═══ Given entries

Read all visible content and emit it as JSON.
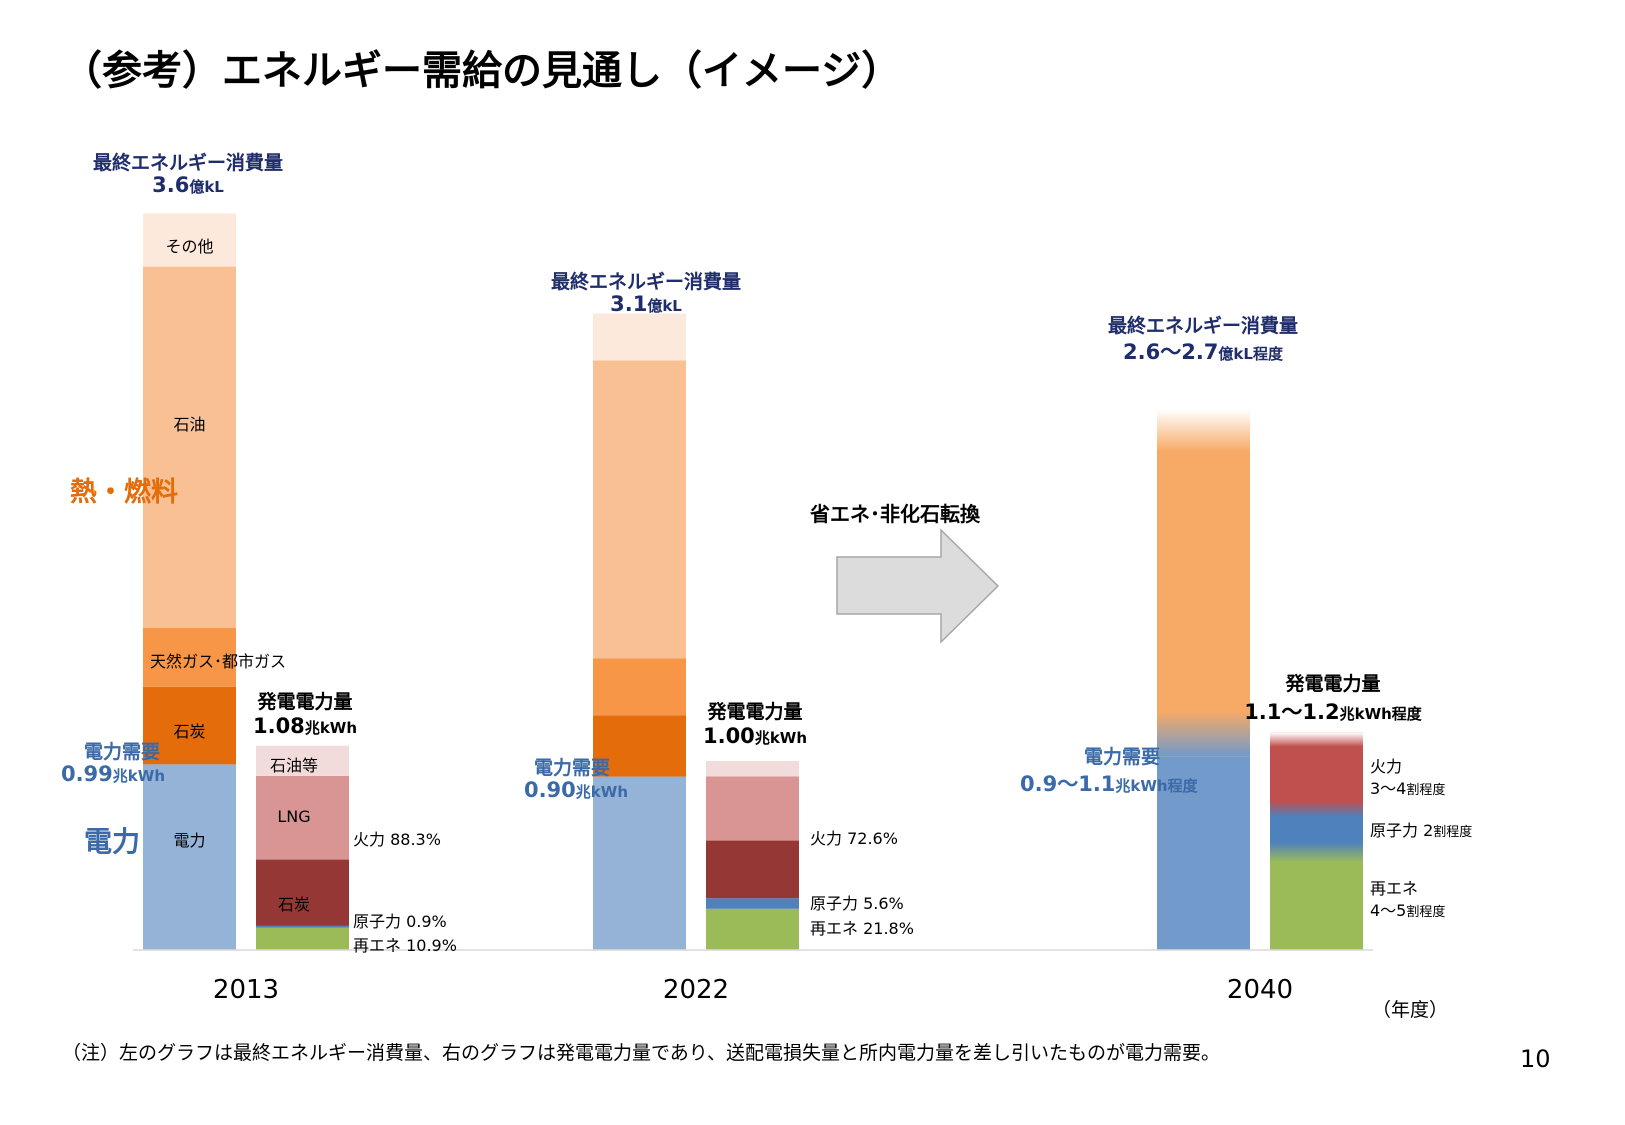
{
  "title": "（参考）エネルギー需給の見通し（イメージ）",
  "note": "（注）左のグラフは最終エネルギー消費量、右のグラフは発電電力量であり、送配電損失量と所内電力量を差し引いたものが電力需要。",
  "page_number": "10",
  "side_labels": {
    "heat": "熱・燃料",
    "power": "電力"
  },
  "arrow_label": "省エネ･非化石転換",
  "year_unit": "（年度）",
  "chart_data": {
    "type": "bar",
    "stacked": true,
    "categories": [
      "2013",
      "2022",
      "2040"
    ],
    "energy": {
      "heading": "最終エネルギー消費量",
      "unit": "億kL",
      "totals": [
        "3.6",
        "3.1",
        "2.6〜2.7"
      ],
      "total_suffix": [
        "",
        "",
        "程度"
      ],
      "segments": [
        "電力",
        "石炭",
        "天然ガス･都市ガス",
        "石油",
        "その他"
      ],
      "values": [
        [
          0.91,
          0.38,
          0.29,
          1.77,
          0.26
        ],
        [
          0.85,
          0.3,
          0.28,
          1.46,
          0.23
        ],
        [
          0.95,
          0,
          0,
          1.55,
          0.15
        ]
      ],
      "colors": [
        "#95b3d7",
        "#e46c0a",
        "#f69646",
        "#f9c193",
        "#fde9db"
      ],
      "colors_2040": [
        "#729aca",
        "#f7aa66",
        "#f7aa66",
        "#f7aa66",
        "#fde9db"
      ]
    },
    "demand": {
      "heading": "電力需要",
      "unit": "兆kWh",
      "values": [
        "0.99",
        "0.90",
        "0.9〜1.1"
      ],
      "suffix": [
        "",
        "",
        "程度"
      ]
    },
    "generation": {
      "heading": "発電電力量",
      "unit": "兆kWh",
      "totals": [
        1.08,
        1.0,
        1.15
      ],
      "total_labels": [
        "1.08",
        "1.00",
        "1.1〜1.2"
      ],
      "total_suffix": [
        "",
        "",
        "程度"
      ],
      "segments": [
        "再エネ",
        "原子力",
        "石炭",
        "LNG",
        "石油等"
      ],
      "shares_percent": [
        [
          10.9,
          0.9,
          32.5,
          41.0,
          14.8
        ],
        [
          21.8,
          5.6,
          30.5,
          33.9,
          8.2
        ],
        [
          45,
          20,
          35,
          0,
          0
        ]
      ],
      "colors": [
        "#9bbb59",
        "#4f81bd",
        "#953735",
        "#d99594",
        "#f2dcdb"
      ],
      "colors_2040": [
        "#9bbb59",
        "#4f81bd",
        "#c0504d",
        "#c0504d",
        "#c0504d"
      ]
    },
    "segment_labels_2013": {
      "other": "その他",
      "oil": "石油",
      "gas": "天然ガス･都市ガス",
      "coal": "石炭",
      "power": "電力",
      "gen_oil": "石油等",
      "gen_lng": "LNG",
      "gen_coal": "石炭"
    },
    "callouts": {
      "y2013": {
        "thermal": "火力 88.3%",
        "nuclear": "原子力 0.9%",
        "renew": "再エネ 10.9%"
      },
      "y2022": {
        "thermal": "火力 72.6%",
        "nuclear": "原子力 5.6%",
        "renew": "再エネ 21.8%"
      },
      "y2040": {
        "thermal": "火力",
        "thermal_share": "3〜4",
        "nuclear": "原子力",
        "nuclear_share": "2",
        "renew": "再エネ",
        "renew_share": "4〜5",
        "share_suffix": "割程度"
      }
    }
  }
}
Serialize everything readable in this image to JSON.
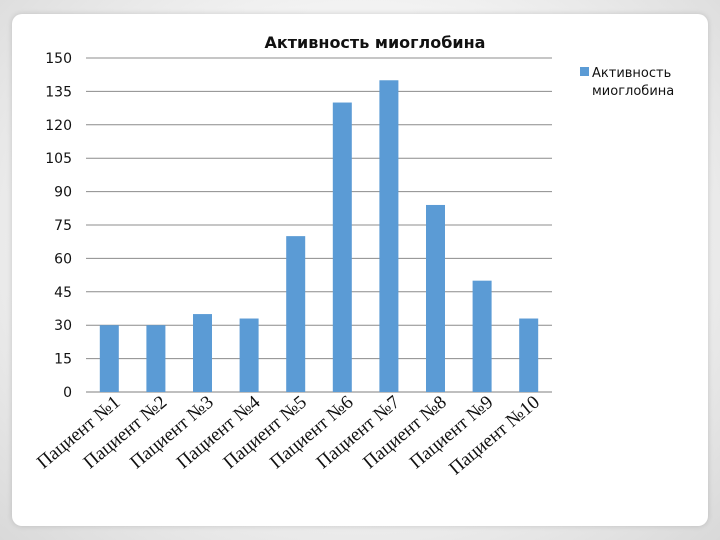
{
  "chart_data": {
    "type": "bar",
    "title": "Активность миоглобина",
    "categories": [
      "Пациент №1",
      "Пациент №2",
      "Пациент №3",
      "Пациент №4",
      "Пациент №5",
      "Пациент №6",
      "Пациент №7",
      "Пациент №8",
      "Пациент №9",
      "Пациент №10"
    ],
    "series": [
      {
        "name": "Активность миоглобина",
        "values": [
          30,
          30,
          35,
          33,
          70,
          130,
          140,
          84,
          50,
          33
        ]
      }
    ],
    "ylim": [
      0,
      150
    ],
    "yticks": [
      0,
      15,
      30,
      45,
      60,
      75,
      90,
      105,
      120,
      135,
      150
    ],
    "grid": true,
    "legend_position": "right",
    "legend_lines": [
      "Активность",
      "миоглобина"
    ],
    "bar_color": "#5b9bd5"
  }
}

══════

Exercise description | All lines that include "Активность" are to be gathered and copied.

Answer to this task |
    "title": "Активность миоглобина",
        "name": "Активность миоглобина",
      "Активность",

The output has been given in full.